= Information provided =
━━━━━━━━━━

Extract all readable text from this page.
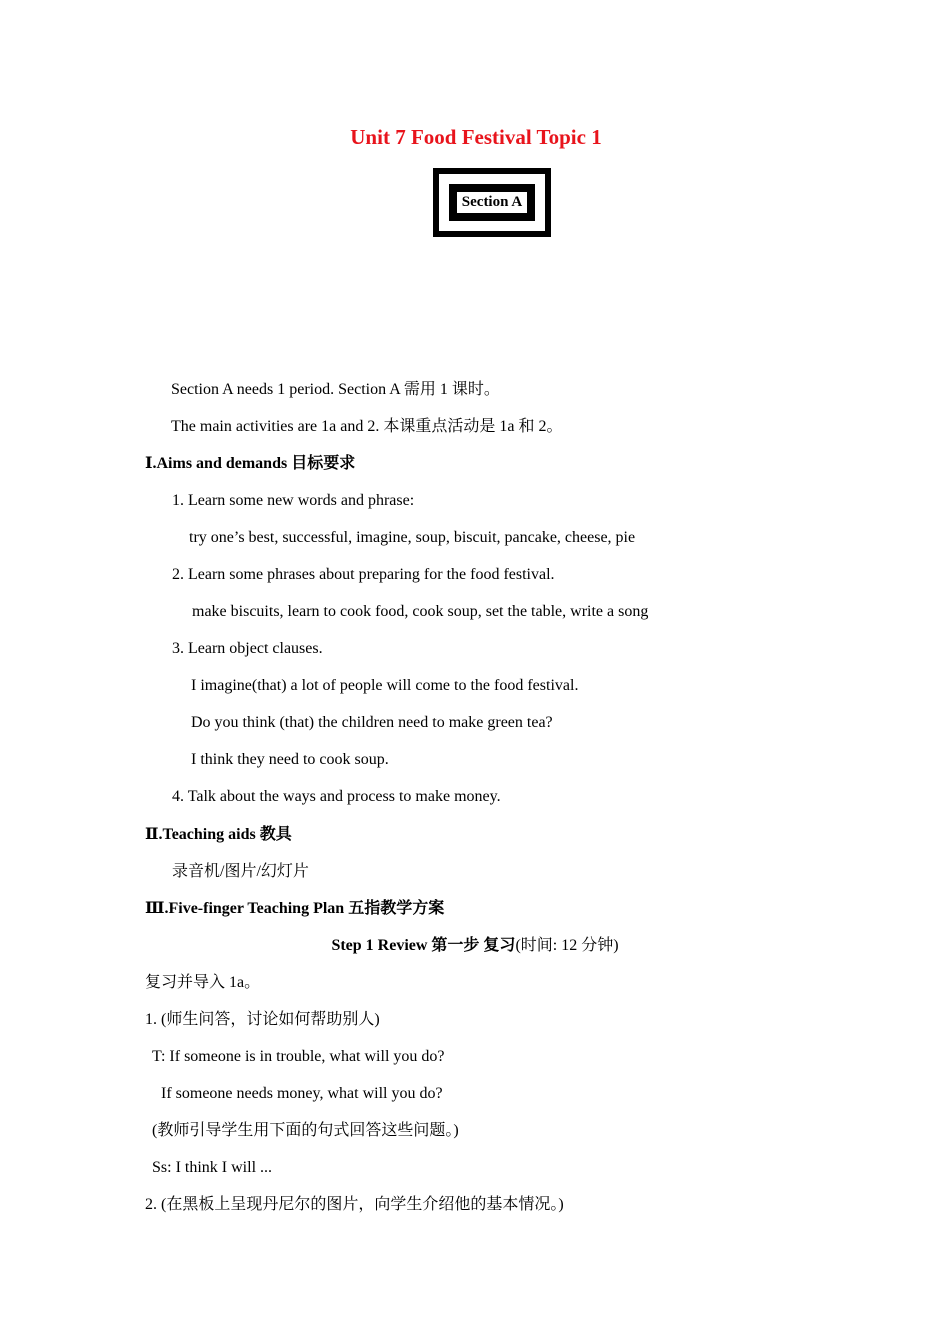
Unit 7 Food Festival Topic 1
Section A
Section A needs 1 period. Section A 需用 1 课时。
The main activities are 1a and 2. 本课重点活动是 1a 和 2。
Ⅰ.Aims and demands 目标要求
1. Learn some new words and phrase:
try one’s best, successful, imagine, soup, biscuit, pancake, cheese, pie
2. Learn some phrases about preparing for the food festival.
make biscuits, learn to cook food, cook soup, set the table, write a song
3. Learn object clauses.
I imagine(that) a lot of people will come to the food festival.
Do you think (that) the children need to make green tea?
I think they need to cook soup.
4. Talk about the ways and process to make money.
Ⅱ.Teaching aids 教具
录音机/图片/幻灯片
Ⅲ.Five-finger Teaching Plan 五指教学方案
Step 1 Review 第一步 复习(时间: 12 分钟)
复习并导入 1a。
1. (师生问答，讨论如何帮助别人)
T: If someone is in trouble, what will you do?
If someone needs money, what will you do?
(教师引导学生用下面的句式回答这些问题。)
Ss: I think I will ...
2. (在黑板上呈现丹尼尔的图片，向学生介绍他的基本情况。)
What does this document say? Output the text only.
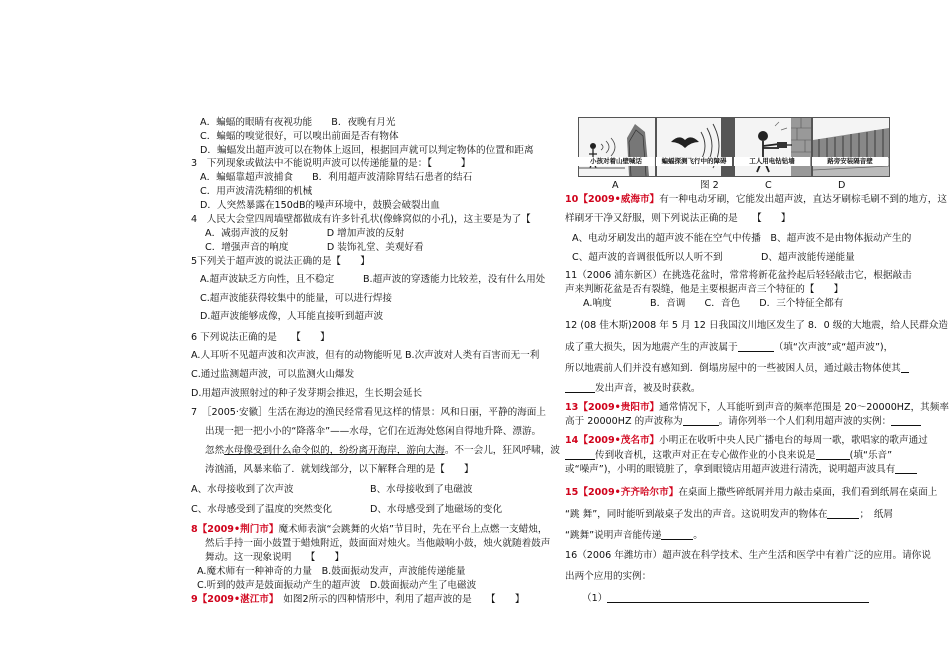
A．蝙蝠的眼睛有夜视功能　　B．夜晚有月光
C．蝙蝠的嗅觉很好，可以嗅出前面是否有物体
D．蝙蝠发出超声波可以在物体上返回，根据回声就可以判定物体的位置和距离
3　下列现象或做法中不能说明声波可以传递能量的是：【　　　】
A．蝙蝠靠超声波捕食　　B．利用超声波清除胃结石患者的结石
C．用声波清洗精细的机械
D．人突然暴露在150dB的噪声环境中，鼓膜会破裂出血
4　人民大会堂四周墙壁都做成有许多针孔状(像蜂窝似的小孔)，这主要是为了【
A．减弱声波的反射　　　　D 增加声波的反射
C．增强声音的响度　　　　D 装饰礼堂、美观好看
5下列关于超声波的说法正确的是【　　】
A.超声波缺乏方向性，且不稳定　　　B.超声波的穿透能力比较差，没有什么用处
C.超声波能获得较集中的能量，可以进行焊接
D.超声波能够成像，人耳能直接听到超声波
6 下列说法正确的是　　【　　】
A.人耳听不见超声波和次声波，但有的动物能听见 B.次声波对人类有百害而无一利
C.通过监测超声波，可以监测火山爆发
D.用超声波照射过的种子发芽期会推迟，生长期会延长
7　［2005·安徽］生活在海边的渔民经常看见这样的情景：风和日丽，平静的海面上
出现一把一把小小的“降落伞”——水母，它们在近海处悠闲自得地升降、漂游。
忽然水母像受到什么命令似的，纷纷离开海岸，游向大海。不一会儿，狂风呼啸，波
涛汹涌，风暴来临了．就划线部分，以下解释合理的是【　　】
A、水母接收到了次声波	B、水母接收到了电磁波
C、水母感受到了温度的突然变化	D、水母感受到了地磁场的变化
8【2009•荆门市】魔术师表演“会跳舞的火焰”节目时，先在平台上点燃一支蜡烛，
然后手持一面小鼓置于蜡烛附近，鼓面面对烛火。当他敲响小鼓，烛火就随着鼓声
舞动。这一现象说明　　【　　】
A.魔术师有一种神奇的力量　B.鼓面振动发声，声波能传递能量
C.听到的鼓声是鼓面振动产生的超声波　D.鼓面振动产生了电磁波
9【2009•湛江市】　如图2所示的四种情形中，利用了超声波的是　　【　　】
小孩对着山壁喊话	蝙蝠探测飞行中的障碍	工人用电钻钻墙	路旁安装隔音壁
A	图 2	C	D
10【2009•威海市】有一种电动牙刷，它能发出超声波，直达牙刷棕毛刷不到的地方，这
样刷牙干净又舒服，则下列说法正确的是　　【　　】
A、电动牙刷发出的超声波不能在空气中传播　B、超声波不是由物体振动产生的
C、超声波的音调很低所以人听不到　　　　D、超声波能传递能量
11（2006 浦东新区）在挑选花盆时，常常将新花盆拎起后轻轻敲击它，根据敲击
声来判断花盆是否有裂缝，他是主要根据声音三个特征的【　　】
A.响度　　　　B．音调　　C．音色　　D．三个特征全都有
12 (08 佳木斯)2008 年 5 月 12 日我国汶川地区发生了 8．0 级的大地震，给人民群众造
成了重大损失，因为地震产生的声波属于	（填“次声波”或“超声波”)，
所以地震前人们并没有感知到．倒塌房屋中的一些被困人员，通过敲击物体使其
发出声音，被及时获救。
13【2009•贵阳市】通常情况下，人耳能听到声音的频率范围是 20～20000HZ，其频率
高于 20000HZ 的声波称为	。请你列举一个人们利用超声波的实例：
14【2009•茂名市】小明正在收听中央人民广播电台的每周一歌，歌唱家的歌声通过
传到收音机，这歌声对正在专心做作业的小良来说是	(填“乐音”
或“噪声”)，小明的眼镜脏了，拿到眼镜店用超声波进行清洗，说明超声波具有
15【2009•齐齐哈尔市】在桌面上撒些碎纸屑并用力敲击桌面，我们看到纸屑在桌面上
“跳 舞”，同时能听到敲桌子发出的声音。这说明发声的物体在	；　纸屑
“跳舞”说明声音能传递	。
16（2006 年潍坊市）超声波在科学技术、生产生活和医学中有着广泛的应用。请你说
出两个应用的实例：
（1）
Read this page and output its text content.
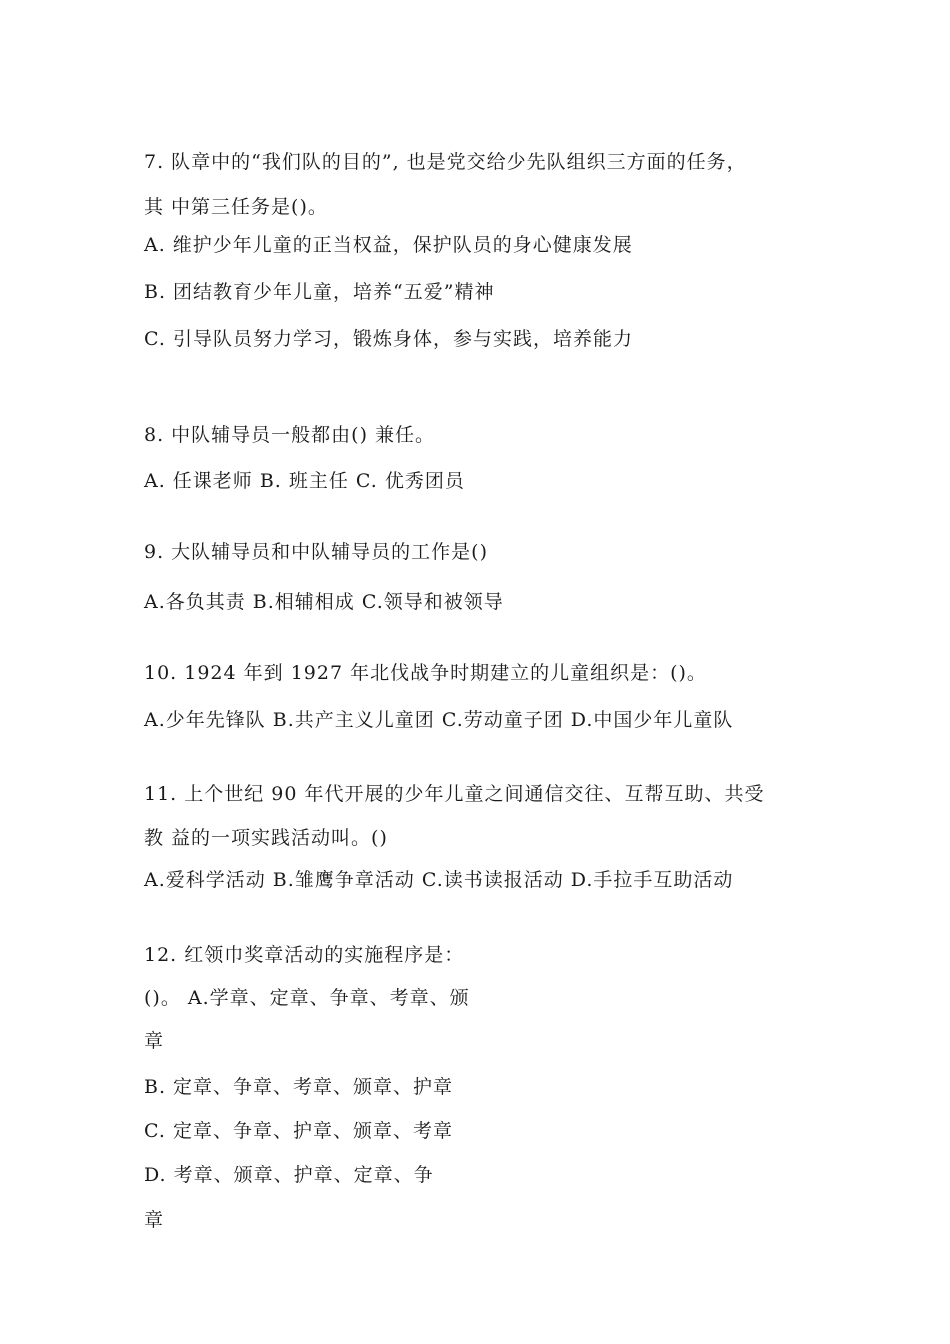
7. 队章中的“我们队的目的”, 也是党交给少先队组织三方面的任务，
其 中第三任务是()。
A. 维护少年儿童的正当权益，保护队员的身心健康发展
B. 团结教育少年儿童，培养“五爱”精神
C. 引导队员努力学习，锻炼身体，参与实践，培养能力
8. 中队辅导员一般都由() 兼任。
A. 任课老师 B. 班主任 C. 优秀团员
9. 大队辅导员和中队辅导员的工作是()
A.各负其责 B.相辅相成 C.领导和被领导
10. 1924 年到 1927 年北伐战争时期建立的儿童组织是：()。
A.少年先锋队 B.共产主义儿童团 C.劳动童子团 D.中国少年儿童队
11. 上个世纪 90 年代开展的少年儿童之间通信交往、互帮互助、共受
教 益的一项实践活动叫。()
A.爱科学活动 B.雏鹰争章活动 C.读书读报活动 D.手拉手互助活动
12. 红领巾奖章活动的实施程序是：
()。 A.学章、定章、争章、考章、颁
章
B. 定章、争章、考章、颁章、护章
C. 定章、争章、护章、颁章、考章
D. 考章、颁章、护章、定章、争
章
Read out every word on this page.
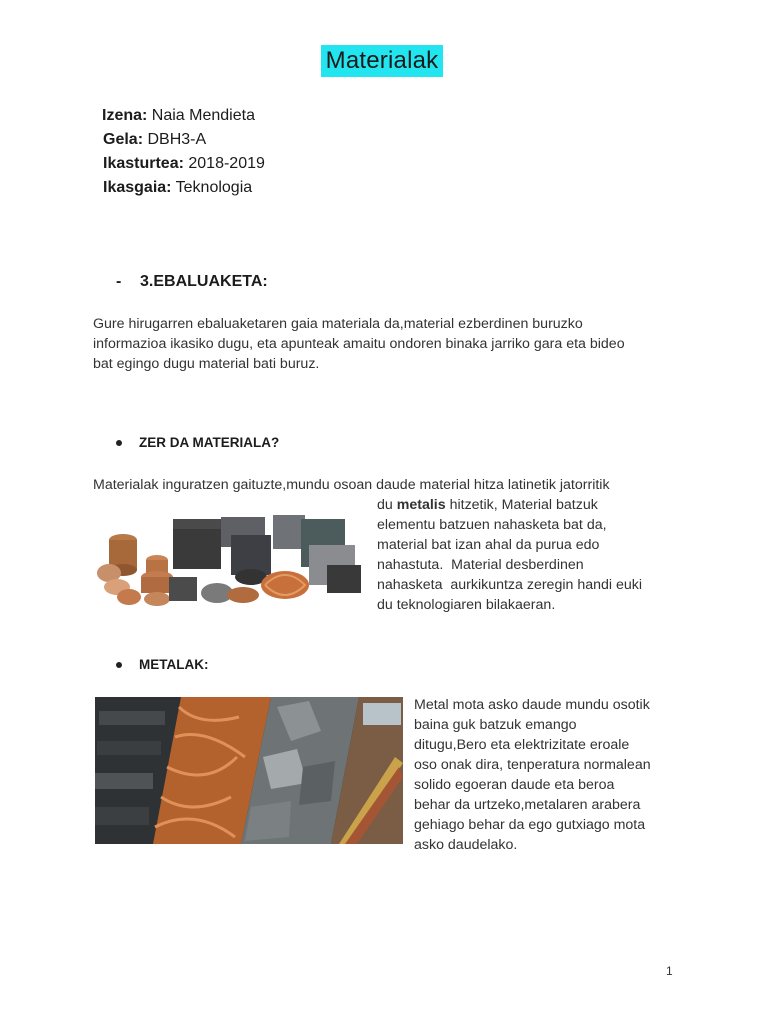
Materialak
Izena: Naia Mendieta
Gela: DBH3-A
Ikasturtea: 2018-2019
Ikasgaia: Teknologia
- 3.EBALUAKETA:
Gure hirugarren ebaluaketaren gaia materiala da,material ezberdinen buruzko
informazioa ikasiko dugu, eta apunteak amaitu ondoren binaka jarriko gara eta bideo
bat egingo dugu material bati buruz.
ZER DA MATERIALA?
Materialak inguratzen gaituzte,mundu osoan daude material hitza latinetik jatorritik
du metalis hitzetik, Material batzuk
elementu batzuen nahasketa bat da,
material bat izan ahal da purua edo
nahastuta.  Material desberdinen
nahasketa  aurkikuntza zeregin handi euki
du teknologiaren bilakaeran.
METALAK:
Metal mota asko daude mundu osotik
baina guk batzuk emango
ditugu,Bero eta elektrizitate eroale
oso onak dira, tenperatura normalean
solido egoeran daude eta beroa
behar da urtzeko,metalaren arabera
gehiago behar da ego gutxiago mota
asko daudelako.
1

━━━━━━━━━━

= Given instruction =
Omit the pictures and retype exactly the lines from the one with "Read out every word on this page." through the final line, both ends included.

= Finished answer =
Read out every word on this page.
Materialak
Izena: Naia Mendieta
Gela: DBH3-A
Ikasturtea: 2018-2019
Ikasgaia: Teknologia
- 3.EBALUAKETA:
Gure hirugarren ebaluaketaren gaia materiala da,material ezberdinen buruzko
informazioa ikasiko dugu, eta apunteak amaitu ondoren binaka jarriko gara eta bideo
bat egingo dugu material bati buruz.
ZER DA MATERIALA?
Materialak inguratzen gaituzte,mundu osoan daude material hitza latinetik jatorritik
du metalis hitzetik, Material batzuk
elementu batzuen nahasketa bat da,
material bat izan ahal da purua edo
nahastuta.  Material desberdinen
nahasketa  aurkikuntza zeregin handi euki
du teknologiaren bilakaeran.
METALAK:
Metal mota asko daude mundu osotik
baina guk batzuk emango
ditugu,Bero eta elektrizitate eroale
oso onak dira, tenperatura normalean
solido egoeran daude eta beroa
behar da urtzeko,metalaren arabera
gehiago behar da ego gutxiago mota
asko daudelako.
1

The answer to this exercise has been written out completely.